(Saved entries)
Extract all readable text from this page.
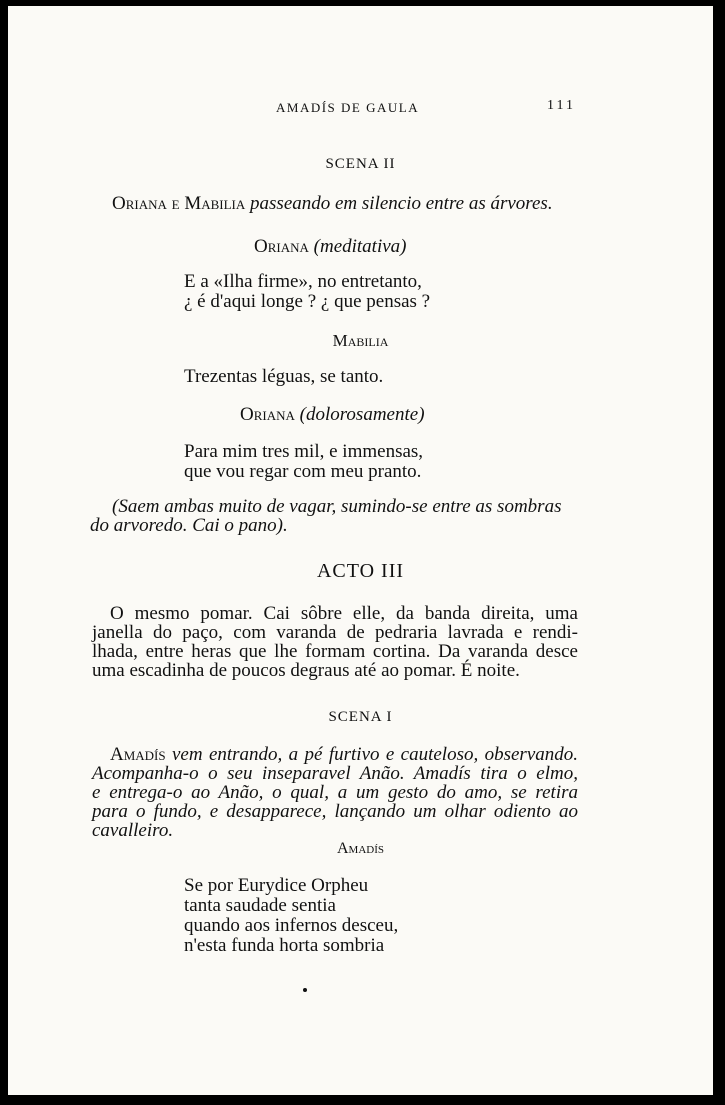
AMADÍS DE GAULA	111
SCENA II
Oriana e Mabilia passeando em silencio entre as árvores.
Oriana (meditativa)
E a «Ilha firme», no entretanto,
¿ é d'aqui longe ? ¿ que pensas ?
Mabilia
Trezentas léguas, se tanto.
Oriana (dolorosamente)
Para mim tres mil, e immensas,
que vou regar com meu pranto.
(Saem ambas muito de vagar, sumindo-se entre as sombras
do arvoredo. Cai o pano).
ACTO III
O mesmo pomar. Cai sôbre elle, da banda direita, uma
janella do paço, com varanda de pedraria lavrada e rendi-
lhada, entre heras que lhe formam cortina. Da varanda desce
uma escadinha de poucos degraus até ao pomar. É noite.
SCENA I
Amadís vem entrando, a pé furtivo e cauteloso, observando.
Acompanha-o o seu inseparavel Anão. Amadís tira o elmo,
e entrega-o ao Anão, o qual, a um gesto do amo, se retira
para o fundo, e desapparece, lançando um olhar odiento ao
cavalleiro.
Amadís
Se por Eurydice Orpheu
tanta saudade sentia
quando aos infernos desceu,
n'esta funda horta sombria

Required task
Search the data for the string "Mabilia". List each line that has it.

Solved exercise
Oriana e Mabilia passeando em silencio entre as árvores.
Mabilia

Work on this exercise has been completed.